■ **Work to be completed**
Locate the line that contains "Read this page and output its text content.", then copy it and all later lines of the data below exactly, through the last one.

Stored items from a collection

####

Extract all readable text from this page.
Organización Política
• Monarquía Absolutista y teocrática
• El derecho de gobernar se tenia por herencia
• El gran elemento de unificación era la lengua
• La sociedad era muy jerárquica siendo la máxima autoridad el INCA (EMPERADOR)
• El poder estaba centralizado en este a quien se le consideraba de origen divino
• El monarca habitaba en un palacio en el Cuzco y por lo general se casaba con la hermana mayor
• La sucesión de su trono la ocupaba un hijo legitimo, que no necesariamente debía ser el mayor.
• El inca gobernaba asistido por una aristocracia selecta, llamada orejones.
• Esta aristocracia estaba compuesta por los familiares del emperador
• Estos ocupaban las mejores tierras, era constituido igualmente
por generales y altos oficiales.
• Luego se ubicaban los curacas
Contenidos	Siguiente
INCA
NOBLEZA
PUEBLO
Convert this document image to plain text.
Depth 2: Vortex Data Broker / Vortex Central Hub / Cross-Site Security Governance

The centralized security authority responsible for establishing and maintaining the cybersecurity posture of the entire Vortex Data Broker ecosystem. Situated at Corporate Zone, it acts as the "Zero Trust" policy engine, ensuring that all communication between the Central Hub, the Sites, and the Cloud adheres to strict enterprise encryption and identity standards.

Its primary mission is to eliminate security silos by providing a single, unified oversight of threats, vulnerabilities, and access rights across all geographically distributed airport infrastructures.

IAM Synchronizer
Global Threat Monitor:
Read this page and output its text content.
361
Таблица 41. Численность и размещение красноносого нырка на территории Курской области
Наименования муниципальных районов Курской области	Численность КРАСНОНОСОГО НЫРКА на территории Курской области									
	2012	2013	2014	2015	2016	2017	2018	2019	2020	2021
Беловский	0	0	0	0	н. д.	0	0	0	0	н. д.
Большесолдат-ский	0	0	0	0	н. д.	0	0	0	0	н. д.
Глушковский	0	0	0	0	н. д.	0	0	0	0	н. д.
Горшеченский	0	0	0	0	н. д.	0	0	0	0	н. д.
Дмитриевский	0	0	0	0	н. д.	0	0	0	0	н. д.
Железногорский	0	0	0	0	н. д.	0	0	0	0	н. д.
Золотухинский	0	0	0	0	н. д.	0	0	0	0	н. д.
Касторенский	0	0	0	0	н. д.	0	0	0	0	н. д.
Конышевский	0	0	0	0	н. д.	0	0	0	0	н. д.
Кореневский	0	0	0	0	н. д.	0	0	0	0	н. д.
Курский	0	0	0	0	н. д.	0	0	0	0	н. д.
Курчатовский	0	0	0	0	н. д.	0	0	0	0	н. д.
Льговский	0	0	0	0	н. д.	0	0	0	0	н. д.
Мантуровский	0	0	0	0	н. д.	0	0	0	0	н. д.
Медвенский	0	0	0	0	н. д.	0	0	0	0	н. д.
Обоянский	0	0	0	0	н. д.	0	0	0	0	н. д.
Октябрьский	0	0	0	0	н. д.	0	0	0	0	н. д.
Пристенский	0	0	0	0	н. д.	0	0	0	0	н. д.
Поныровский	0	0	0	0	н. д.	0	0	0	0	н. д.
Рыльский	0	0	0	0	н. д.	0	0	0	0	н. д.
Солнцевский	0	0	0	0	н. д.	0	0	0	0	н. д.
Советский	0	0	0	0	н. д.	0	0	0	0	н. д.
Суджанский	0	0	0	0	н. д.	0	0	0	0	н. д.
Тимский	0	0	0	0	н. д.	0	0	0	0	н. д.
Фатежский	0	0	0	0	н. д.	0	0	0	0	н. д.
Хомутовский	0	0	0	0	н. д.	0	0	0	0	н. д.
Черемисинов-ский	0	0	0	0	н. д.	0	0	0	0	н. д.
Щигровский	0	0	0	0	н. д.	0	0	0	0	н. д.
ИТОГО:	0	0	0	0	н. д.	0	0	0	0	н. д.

####

■ **The output**
Read this page and output its text content.
361
Таблица 41. Численность и размещение красноносого нырка на территории Курской области
Наименования муниципальных районов Курской области	Численность КРАСНОНОСОГО НЫРКА на территории Курской области									
	2012	2013	2014	2015	2016	2017	2018	2019	2020	2021
Беловский	0	0	0	0	н. д.	0	0	0	0	н. д.
Большесолдат-ский	0	0	0	0	н. д.	0	0	0	0	н. д.
Глушковский	0	0	0	0	н. д.	0	0	0	0	н. д.
Горшеченский	0	0	0	0	н. д.	0	0	0	0	н. д.
Дмитриевский	0	0	0	0	н. д.	0	0	0	0	н. д.
Железногорский	0	0	0	0	н. д.	0	0	0	0	н. д.
Золотухинский	0	0	0	0	н. д.	0	0	0	0	н. д.
Касторенский	0	0	0	0	н. д.	0	0	0	0	н. д.
Конышевский	0	0	0	0	н. д.	0	0	0	0	н. д.
Кореневский	0	0	0	0	н. д.	0	0	0	0	н. д.
Курский	0	0	0	0	н. д.	0	0	0	0	н. д.
Курчатовский	0	0	0	0	н. д.	0	0	0	0	н. д.
Льговский	0	0	0	0	н. д.	0	0	0	0	н. д.
Мантуровский	0	0	0	0	н. д.	0	0	0	0	н. д.
Медвенский	0	0	0	0	н. д.	0	0	0	0	н. д.
Обоянский	0	0	0	0	н. д.	0	0	0	0	н. д.
Октябрьский	0	0	0	0	н. д.	0	0	0	0	н. д.
Пристенский	0	0	0	0	н. д.	0	0	0	0	н. д.
Поныровский	0	0	0	0	н. д.	0	0	0	0	н. д.
Рыльский	0	0	0	0	н. д.	0	0	0	0	н. д.
Солнцевский	0	0	0	0	н. д.	0	0	0	0	н. д.
Советский	0	0	0	0	н. д.	0	0	0	0	н. д.
Суджанский	0	0	0	0	н. д.	0	0	0	0	н. д.
Тимский	0	0	0	0	н. д.	0	0	0	0	н. д.
Фатежский	0	0	0	0	н. д.	0	0	0	0	н. д.
Хомутовский	0	0	0	0	н. д.	0	0	0	0	н. д.
Черемисинов-ский	0	0	0	0	н. д.	0	0	0	0	н. д.
Щигровский	0	0	0	0	н. д.	0	0	0	0	н. д.
ИТОГО:	0	0	0	0	н. д.	0	0	0	0	н. д.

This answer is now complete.